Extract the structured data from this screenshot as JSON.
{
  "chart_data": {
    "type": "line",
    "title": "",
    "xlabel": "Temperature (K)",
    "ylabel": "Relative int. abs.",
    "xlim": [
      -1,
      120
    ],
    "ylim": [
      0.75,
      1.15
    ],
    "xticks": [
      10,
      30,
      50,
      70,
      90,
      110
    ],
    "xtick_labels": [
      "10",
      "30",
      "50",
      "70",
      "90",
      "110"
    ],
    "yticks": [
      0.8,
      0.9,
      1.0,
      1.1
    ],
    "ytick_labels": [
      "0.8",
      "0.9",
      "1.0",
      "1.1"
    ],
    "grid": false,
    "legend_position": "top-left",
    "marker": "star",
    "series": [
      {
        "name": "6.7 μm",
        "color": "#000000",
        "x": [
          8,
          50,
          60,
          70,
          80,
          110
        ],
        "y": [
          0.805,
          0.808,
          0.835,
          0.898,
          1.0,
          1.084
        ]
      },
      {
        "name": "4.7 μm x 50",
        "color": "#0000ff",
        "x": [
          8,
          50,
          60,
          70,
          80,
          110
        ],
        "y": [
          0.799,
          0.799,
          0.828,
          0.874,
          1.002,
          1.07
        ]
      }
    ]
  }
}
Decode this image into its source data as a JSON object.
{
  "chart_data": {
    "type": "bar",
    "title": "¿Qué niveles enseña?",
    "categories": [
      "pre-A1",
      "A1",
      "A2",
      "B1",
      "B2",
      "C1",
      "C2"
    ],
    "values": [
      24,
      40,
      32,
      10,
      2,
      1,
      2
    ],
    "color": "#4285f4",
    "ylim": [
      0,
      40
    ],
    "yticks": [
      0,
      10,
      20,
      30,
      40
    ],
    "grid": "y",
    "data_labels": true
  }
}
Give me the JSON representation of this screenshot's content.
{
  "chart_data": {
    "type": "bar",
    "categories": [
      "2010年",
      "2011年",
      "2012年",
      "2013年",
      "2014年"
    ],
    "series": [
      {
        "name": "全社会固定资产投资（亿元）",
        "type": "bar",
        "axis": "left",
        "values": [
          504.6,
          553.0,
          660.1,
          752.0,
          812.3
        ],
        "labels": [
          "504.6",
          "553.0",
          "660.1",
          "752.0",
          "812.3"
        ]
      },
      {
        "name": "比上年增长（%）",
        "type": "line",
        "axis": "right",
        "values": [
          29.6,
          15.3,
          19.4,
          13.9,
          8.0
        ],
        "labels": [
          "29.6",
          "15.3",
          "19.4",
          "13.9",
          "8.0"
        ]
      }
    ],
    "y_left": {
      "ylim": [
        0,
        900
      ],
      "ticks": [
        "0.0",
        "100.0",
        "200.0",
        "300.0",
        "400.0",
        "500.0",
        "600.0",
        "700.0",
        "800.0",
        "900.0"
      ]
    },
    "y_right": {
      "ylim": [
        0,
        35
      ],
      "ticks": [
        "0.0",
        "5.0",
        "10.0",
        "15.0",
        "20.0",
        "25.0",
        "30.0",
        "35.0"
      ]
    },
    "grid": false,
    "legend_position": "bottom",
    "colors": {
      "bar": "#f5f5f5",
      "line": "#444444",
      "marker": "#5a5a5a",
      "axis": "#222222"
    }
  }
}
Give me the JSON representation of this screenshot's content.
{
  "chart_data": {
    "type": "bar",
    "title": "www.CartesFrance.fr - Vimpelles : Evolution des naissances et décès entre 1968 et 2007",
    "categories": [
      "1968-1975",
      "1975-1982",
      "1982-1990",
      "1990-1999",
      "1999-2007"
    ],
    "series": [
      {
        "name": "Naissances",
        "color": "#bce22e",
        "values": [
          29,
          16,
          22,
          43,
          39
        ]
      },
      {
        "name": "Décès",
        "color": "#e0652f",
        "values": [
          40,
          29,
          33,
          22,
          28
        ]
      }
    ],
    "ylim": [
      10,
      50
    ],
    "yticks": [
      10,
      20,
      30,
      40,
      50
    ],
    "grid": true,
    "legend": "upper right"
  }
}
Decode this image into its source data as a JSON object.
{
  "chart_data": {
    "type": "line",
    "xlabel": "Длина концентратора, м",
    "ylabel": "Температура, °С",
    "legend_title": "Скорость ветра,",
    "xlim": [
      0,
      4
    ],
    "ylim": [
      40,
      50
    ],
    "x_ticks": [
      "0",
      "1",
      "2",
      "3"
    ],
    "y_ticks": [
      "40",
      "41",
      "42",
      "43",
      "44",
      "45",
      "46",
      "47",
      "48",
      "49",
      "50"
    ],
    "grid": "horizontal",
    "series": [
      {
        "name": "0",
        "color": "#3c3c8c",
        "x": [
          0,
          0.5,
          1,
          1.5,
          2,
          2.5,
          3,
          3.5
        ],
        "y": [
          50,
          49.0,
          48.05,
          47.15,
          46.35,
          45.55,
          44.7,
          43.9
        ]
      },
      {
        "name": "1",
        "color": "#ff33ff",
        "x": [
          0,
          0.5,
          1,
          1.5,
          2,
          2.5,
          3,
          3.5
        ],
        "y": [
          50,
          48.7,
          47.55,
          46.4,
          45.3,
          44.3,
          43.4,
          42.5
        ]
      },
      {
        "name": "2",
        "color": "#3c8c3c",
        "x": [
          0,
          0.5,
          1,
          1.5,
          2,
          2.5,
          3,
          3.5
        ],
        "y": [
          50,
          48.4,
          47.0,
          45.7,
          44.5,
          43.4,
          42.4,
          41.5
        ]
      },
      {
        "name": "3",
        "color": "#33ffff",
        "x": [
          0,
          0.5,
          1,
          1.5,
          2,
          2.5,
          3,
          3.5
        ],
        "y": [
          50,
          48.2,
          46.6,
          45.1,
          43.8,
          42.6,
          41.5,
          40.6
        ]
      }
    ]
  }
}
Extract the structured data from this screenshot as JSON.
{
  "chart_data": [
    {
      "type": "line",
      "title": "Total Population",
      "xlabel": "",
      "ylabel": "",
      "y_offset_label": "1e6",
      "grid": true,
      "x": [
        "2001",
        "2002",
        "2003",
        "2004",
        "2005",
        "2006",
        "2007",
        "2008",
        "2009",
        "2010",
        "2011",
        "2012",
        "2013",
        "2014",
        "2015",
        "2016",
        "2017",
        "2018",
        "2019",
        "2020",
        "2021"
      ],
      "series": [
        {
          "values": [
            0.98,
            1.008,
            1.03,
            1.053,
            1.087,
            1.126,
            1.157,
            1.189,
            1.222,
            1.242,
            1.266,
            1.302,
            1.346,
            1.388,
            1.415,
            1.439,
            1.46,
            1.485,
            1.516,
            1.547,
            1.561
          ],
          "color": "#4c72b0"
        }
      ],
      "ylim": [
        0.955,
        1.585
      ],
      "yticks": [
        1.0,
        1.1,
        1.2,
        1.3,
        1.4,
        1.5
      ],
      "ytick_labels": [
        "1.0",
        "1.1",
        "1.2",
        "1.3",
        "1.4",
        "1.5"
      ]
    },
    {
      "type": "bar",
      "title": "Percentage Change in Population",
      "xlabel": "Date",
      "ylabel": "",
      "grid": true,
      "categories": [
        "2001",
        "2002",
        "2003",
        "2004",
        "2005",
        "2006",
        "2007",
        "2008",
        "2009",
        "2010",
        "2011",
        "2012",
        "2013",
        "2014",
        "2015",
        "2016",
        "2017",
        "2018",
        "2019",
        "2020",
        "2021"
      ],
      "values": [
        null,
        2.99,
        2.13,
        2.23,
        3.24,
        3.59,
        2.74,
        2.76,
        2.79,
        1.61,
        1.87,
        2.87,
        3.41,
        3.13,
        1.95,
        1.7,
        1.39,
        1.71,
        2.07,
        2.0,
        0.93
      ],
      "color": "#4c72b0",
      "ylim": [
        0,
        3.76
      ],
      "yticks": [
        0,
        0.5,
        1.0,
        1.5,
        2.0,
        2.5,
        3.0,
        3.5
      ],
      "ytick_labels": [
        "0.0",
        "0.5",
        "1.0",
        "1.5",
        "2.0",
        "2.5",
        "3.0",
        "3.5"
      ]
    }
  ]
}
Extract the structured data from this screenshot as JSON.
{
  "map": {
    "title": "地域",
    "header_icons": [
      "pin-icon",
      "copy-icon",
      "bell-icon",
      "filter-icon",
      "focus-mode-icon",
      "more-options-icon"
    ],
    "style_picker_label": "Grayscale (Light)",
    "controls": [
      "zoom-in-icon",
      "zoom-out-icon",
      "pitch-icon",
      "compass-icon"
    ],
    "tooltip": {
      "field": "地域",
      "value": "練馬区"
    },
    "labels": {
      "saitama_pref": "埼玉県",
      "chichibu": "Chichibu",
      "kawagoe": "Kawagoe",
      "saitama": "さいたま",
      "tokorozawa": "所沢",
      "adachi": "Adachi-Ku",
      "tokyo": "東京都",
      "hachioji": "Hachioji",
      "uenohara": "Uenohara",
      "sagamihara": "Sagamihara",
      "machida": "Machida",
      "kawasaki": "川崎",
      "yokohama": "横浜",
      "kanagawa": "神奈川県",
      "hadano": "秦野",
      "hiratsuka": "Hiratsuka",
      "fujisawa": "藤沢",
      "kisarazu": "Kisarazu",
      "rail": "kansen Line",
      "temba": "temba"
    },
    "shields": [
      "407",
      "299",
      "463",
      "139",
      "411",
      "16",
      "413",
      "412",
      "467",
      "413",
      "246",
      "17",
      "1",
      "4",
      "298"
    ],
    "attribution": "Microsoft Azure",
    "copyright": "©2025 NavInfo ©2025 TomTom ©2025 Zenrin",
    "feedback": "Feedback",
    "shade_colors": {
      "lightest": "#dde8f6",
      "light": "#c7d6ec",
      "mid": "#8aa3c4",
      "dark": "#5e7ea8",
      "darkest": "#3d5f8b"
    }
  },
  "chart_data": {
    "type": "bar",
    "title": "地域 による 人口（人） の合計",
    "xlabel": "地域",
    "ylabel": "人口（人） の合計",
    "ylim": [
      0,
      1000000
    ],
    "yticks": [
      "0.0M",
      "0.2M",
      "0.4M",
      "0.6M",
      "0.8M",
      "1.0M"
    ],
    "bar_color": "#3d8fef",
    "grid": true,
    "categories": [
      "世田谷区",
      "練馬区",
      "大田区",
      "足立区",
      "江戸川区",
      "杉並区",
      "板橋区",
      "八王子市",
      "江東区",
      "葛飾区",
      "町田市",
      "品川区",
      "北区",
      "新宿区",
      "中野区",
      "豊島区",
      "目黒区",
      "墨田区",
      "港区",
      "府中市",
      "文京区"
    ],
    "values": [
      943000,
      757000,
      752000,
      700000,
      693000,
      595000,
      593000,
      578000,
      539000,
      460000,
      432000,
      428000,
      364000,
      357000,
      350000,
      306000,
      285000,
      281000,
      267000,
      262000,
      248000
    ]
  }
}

· · · · · · ·

_STATED PROBLEM_
From the entries above, copy each line holding "name".

_RIGHT ANSWER_
        "name": "6.7 μm",
        "name": "4.7 μm x 50",
        "name": "全社会固定资产投资（亿元）",
        "name": "比上年增长（%）",
        "name": "Naissances",
        "name": "Décès",
        "name": "0",
        "name": "1",
        "name": "2",
        "name": "3",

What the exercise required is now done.